> [Problem statement] Could you write out the records below exactly as they appear, leaving out any pictures?

(begin)

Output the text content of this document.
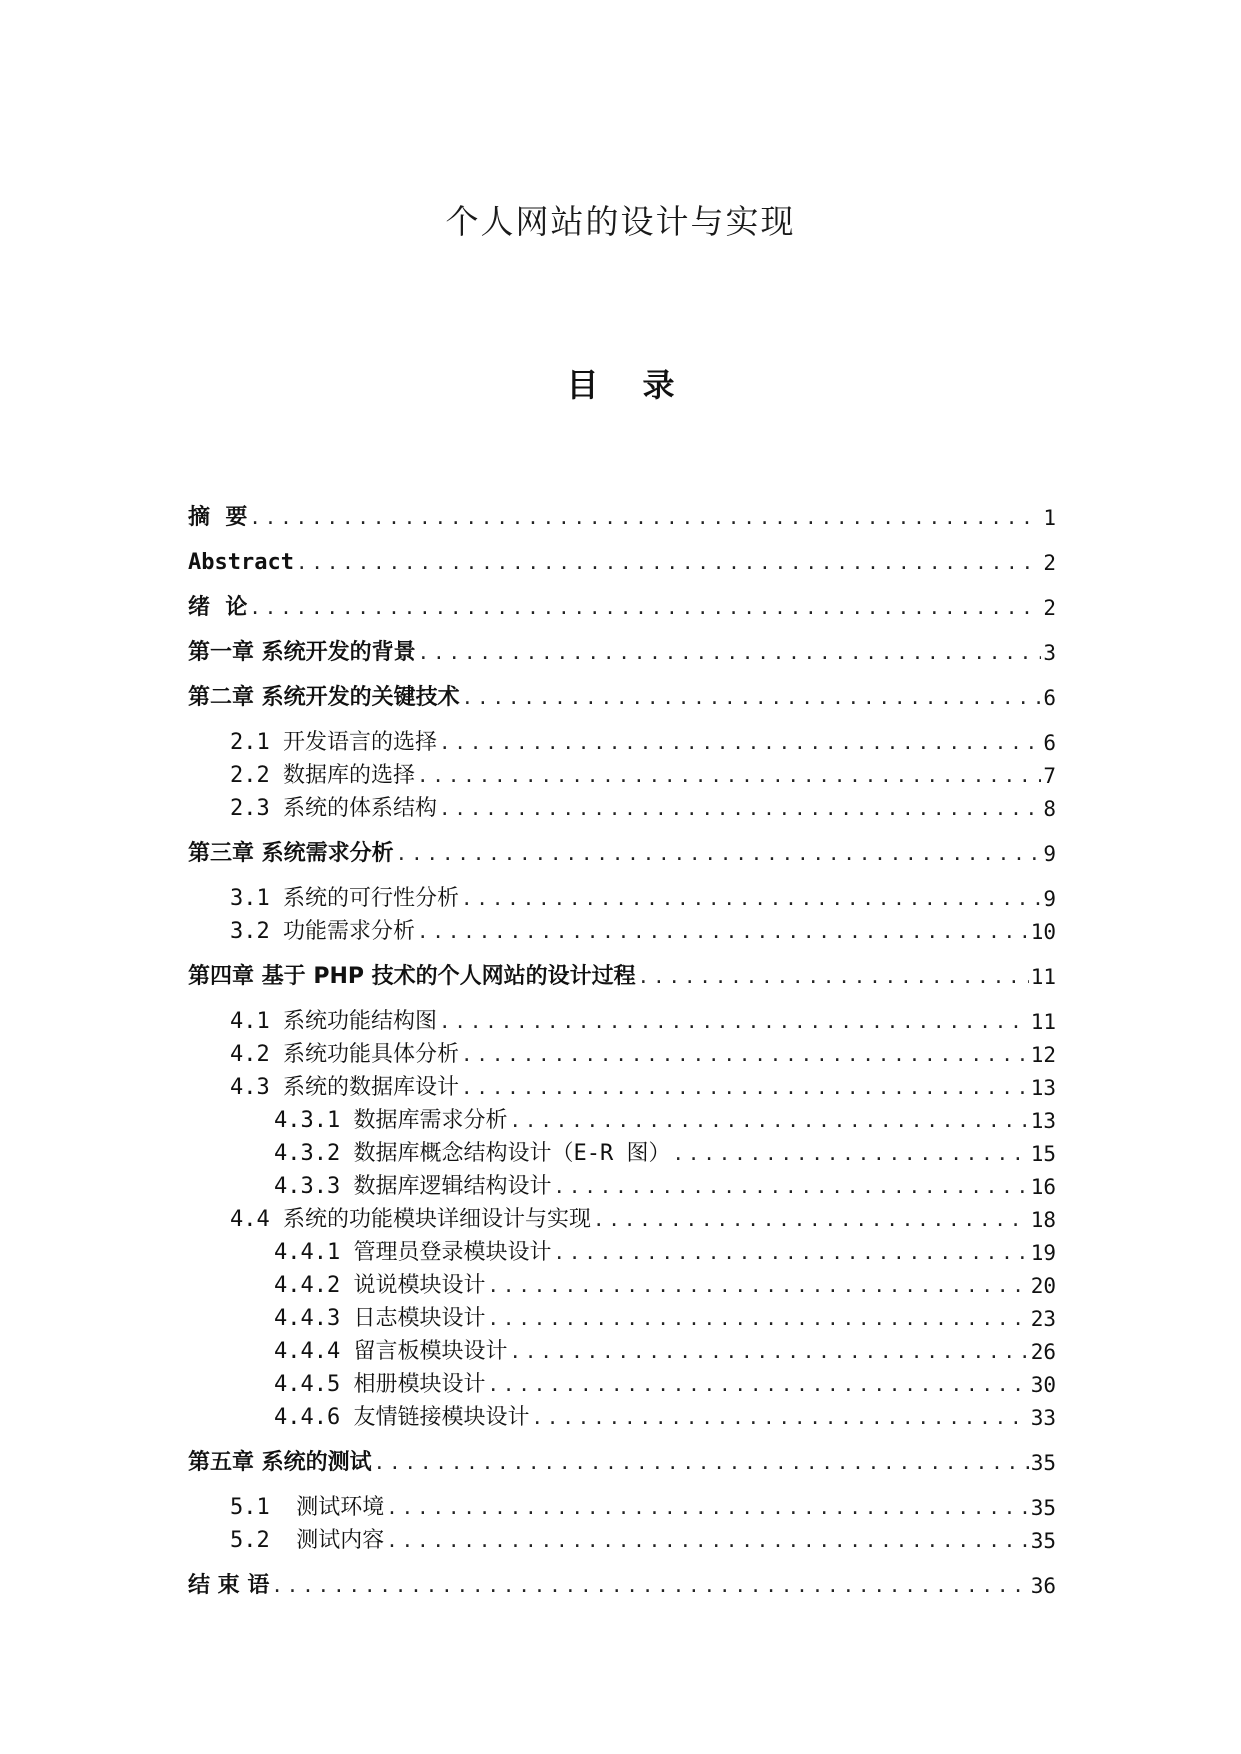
个人网站的设计与实现
目 录
摘  要 .....	1
Abstract .....	2
绪  论 .....	2
第一章 系统开发的背景 .....	3
第二章 系统开发的关键技术 .....	6
2.1 开发语言的选择 .....	6
2.2 数据库的选择 .....	7
2.3 系统的体系结构 .....	8
第三章 系统需求分析 .....	9
3.1 系统的可行性分析 .....	9
3.2 功能需求分析 .....	10
第四章 基于 PHP 技术的个人网站的设计过程 .....	11
4.1 系统功能结构图 .....	11
4.2 系统功能具体分析 .....	12
4.3 系统的数据库设计 .....	13
4.3.1 数据库需求分析 .....	13
4.3.2 数据库概念结构设计（E-R 图） .....	15
4.3.3 数据库逻辑结构设计 .....	16
4.4 系统的功能模块详细设计与实现 .....	18
4.4.1 管理员登录模块设计 .....	19
4.4.2 说说模块设计 .....	20
4.4.3 日志模块设计 .....	23
4.4.4 留言板模块设计 .....	26
4.4.5 相册模块设计 .....	30
4.4.6 友情链接模块设计 .....	33
第五章 系统的测试 .....	35
5.1  测试环境 .....	35
5.2  测试内容 .....	35
结 束 语 .....	36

(end)

> [Written solution]
Output the text content of this document.
个人网站的设计与实现
目 录
摘  要 .....	1
Abstract .....	2
绪  论 .....	2
第一章 系统开发的背景 .....	3
第二章 系统开发的关键技术 .....	6
2.1 开发语言的选择 .....	6
2.2 数据库的选择 .....	7
2.3 系统的体系结构 .....	8
第三章 系统需求分析 .....	9
3.1 系统的可行性分析 .....	9
3.2 功能需求分析 .....	10
第四章 基于 PHP 技术的个人网站的设计过程 .....	11
4.1 系统功能结构图 .....	11
4.2 系统功能具体分析 .....	12
4.3 系统的数据库设计 .....	13
4.3.1 数据库需求分析 .....	13
4.3.2 数据库概念结构设计（E-R 图） .....	15
4.3.3 数据库逻辑结构设计 .....	16
4.4 系统的功能模块详细设计与实现 .....	18
4.4.1 管理员登录模块设计 .....	19
4.4.2 说说模块设计 .....	20
4.4.3 日志模块设计 .....	23
4.4.4 留言板模块设计 .....	26
4.4.5 相册模块设计 .....	30
4.4.6 友情链接模块设计 .....	33
第五章 系统的测试 .....	35
5.1  测试环境 .....	35
5.2  测试内容 .....	35
结 束 语 .....	36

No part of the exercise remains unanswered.